In the listing that follows, count each line where the word "label" appears; write nothing but the count.

-*-*-

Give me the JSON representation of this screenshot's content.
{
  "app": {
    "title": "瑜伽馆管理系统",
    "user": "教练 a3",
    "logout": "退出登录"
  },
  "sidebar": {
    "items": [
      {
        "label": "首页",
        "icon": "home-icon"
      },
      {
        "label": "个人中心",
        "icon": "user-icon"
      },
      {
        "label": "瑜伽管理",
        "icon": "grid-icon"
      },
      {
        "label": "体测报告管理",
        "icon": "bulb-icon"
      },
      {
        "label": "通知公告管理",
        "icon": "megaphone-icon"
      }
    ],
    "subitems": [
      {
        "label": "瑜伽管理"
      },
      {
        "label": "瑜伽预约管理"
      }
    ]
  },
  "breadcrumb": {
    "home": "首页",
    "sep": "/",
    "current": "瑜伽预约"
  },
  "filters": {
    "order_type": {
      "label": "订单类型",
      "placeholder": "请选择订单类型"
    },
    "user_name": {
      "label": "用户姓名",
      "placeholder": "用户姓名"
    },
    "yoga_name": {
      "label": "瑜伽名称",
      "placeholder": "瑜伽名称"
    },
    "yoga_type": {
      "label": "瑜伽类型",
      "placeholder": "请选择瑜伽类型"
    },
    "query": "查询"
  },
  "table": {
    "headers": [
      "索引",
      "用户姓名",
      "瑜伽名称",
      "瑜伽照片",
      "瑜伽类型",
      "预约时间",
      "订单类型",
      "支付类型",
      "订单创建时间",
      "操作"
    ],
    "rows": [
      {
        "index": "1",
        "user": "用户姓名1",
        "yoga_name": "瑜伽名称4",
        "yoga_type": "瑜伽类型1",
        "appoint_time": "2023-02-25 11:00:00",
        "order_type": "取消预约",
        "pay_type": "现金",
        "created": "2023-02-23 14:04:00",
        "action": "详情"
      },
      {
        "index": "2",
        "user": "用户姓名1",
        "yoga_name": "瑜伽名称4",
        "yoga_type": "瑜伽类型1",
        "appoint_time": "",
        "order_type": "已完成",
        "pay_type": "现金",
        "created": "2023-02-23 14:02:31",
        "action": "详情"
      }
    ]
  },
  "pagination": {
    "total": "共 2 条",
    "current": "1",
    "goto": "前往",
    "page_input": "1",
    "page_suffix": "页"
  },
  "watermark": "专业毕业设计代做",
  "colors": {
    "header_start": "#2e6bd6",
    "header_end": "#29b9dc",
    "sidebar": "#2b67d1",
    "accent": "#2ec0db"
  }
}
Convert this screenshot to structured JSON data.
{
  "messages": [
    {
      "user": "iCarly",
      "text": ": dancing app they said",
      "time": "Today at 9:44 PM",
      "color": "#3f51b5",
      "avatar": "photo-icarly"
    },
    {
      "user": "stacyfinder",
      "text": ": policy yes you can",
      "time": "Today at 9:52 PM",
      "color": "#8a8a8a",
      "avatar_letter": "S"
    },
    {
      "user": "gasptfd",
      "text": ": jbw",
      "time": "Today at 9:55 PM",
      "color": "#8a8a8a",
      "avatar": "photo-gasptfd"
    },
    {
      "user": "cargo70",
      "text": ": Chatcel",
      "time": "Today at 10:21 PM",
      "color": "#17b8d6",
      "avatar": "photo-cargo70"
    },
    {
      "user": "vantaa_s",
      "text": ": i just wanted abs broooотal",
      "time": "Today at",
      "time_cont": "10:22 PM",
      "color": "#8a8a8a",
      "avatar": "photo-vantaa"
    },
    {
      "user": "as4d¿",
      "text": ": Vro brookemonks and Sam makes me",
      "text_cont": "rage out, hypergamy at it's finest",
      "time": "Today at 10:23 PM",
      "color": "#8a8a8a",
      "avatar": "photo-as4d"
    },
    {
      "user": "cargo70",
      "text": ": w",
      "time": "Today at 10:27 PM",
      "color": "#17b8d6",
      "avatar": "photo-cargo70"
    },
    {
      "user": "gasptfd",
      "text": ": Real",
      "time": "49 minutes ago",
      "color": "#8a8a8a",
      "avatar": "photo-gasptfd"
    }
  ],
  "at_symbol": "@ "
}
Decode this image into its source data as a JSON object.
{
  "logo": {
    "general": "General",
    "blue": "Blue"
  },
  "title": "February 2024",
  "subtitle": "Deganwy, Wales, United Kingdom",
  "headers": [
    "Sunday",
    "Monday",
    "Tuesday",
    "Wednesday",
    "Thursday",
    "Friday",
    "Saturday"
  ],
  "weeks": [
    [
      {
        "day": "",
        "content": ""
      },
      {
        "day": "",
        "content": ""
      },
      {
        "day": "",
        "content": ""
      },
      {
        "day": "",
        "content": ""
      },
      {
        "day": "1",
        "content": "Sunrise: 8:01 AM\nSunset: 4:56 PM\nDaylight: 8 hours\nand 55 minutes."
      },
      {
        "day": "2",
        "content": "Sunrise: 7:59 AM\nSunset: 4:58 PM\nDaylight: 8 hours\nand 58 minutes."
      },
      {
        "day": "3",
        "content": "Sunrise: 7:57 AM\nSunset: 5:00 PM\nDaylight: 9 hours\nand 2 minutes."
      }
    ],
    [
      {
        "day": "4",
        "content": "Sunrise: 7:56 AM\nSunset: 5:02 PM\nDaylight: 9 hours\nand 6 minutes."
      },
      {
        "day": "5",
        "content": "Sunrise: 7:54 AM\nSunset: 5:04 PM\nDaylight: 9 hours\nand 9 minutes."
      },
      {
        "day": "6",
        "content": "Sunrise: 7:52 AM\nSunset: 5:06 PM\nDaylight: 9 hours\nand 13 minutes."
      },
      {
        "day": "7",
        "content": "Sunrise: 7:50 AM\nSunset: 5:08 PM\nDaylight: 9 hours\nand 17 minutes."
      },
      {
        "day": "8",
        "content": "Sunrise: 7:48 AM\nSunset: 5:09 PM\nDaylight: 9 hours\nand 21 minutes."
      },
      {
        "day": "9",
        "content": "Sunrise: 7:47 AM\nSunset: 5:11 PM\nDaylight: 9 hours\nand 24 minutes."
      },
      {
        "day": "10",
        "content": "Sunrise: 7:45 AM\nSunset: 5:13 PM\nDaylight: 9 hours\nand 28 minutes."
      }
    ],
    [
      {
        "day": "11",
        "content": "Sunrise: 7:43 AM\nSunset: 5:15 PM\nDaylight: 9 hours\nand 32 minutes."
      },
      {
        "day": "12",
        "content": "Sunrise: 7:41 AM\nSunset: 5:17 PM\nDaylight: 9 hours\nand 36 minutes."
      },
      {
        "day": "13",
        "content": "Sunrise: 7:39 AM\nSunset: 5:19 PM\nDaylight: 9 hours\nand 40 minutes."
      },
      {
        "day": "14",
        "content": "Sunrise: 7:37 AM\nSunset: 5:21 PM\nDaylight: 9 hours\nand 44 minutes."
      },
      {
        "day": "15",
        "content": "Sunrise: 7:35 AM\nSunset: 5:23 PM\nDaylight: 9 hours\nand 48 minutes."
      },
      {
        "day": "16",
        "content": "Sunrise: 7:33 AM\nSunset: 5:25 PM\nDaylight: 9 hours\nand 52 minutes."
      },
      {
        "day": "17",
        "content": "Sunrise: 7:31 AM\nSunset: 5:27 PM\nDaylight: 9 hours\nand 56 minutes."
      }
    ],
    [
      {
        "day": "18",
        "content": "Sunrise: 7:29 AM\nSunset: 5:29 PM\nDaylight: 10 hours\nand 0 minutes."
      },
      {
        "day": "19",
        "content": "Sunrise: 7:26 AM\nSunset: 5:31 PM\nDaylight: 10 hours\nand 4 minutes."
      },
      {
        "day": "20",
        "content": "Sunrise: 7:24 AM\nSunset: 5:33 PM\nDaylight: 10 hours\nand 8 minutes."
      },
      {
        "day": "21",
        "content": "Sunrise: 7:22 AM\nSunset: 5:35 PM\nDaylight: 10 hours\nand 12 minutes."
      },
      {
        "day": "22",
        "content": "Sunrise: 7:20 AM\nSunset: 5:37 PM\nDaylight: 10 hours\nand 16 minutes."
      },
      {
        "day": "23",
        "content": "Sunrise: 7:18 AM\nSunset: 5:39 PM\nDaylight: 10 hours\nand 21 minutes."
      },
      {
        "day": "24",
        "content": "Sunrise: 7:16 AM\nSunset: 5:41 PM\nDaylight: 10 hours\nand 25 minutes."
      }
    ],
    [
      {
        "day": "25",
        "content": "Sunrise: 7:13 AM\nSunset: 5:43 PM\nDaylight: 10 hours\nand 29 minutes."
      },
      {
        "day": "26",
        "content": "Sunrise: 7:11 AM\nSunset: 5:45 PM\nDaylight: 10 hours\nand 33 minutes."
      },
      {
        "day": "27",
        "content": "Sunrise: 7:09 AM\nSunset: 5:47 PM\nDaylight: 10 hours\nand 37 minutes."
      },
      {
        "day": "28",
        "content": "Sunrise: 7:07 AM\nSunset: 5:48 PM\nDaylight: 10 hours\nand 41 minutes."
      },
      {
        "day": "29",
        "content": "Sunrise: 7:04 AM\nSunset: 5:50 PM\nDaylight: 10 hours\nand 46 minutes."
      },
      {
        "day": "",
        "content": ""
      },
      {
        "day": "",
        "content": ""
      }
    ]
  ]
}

-*-*-

Output of the exercise
11